___ Data extract

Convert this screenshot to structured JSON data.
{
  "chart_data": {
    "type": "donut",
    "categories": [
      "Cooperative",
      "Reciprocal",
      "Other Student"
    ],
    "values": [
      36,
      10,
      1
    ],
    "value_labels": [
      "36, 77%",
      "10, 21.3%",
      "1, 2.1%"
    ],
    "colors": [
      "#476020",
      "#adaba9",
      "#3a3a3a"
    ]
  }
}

______

» **Task goal**:
Using the listing above, please repeat every entry exactly.

» **Result below**:
Convert this screenshot to structured JSON data.
{
  "chart_data": {
    "type": "donut",
    "categories": [
      "Cooperative",
      "Reciprocal",
      "Other Student"
    ],
    "values": [
      36,
      10,
      1
    ],
    "value_labels": [
      "36, 77%",
      "10, 21.3%",
      "1, 2.1%"
    ],
    "colors": [
      "#476020",
      "#adaba9",
      "#3a3a3a"
    ]
  }
}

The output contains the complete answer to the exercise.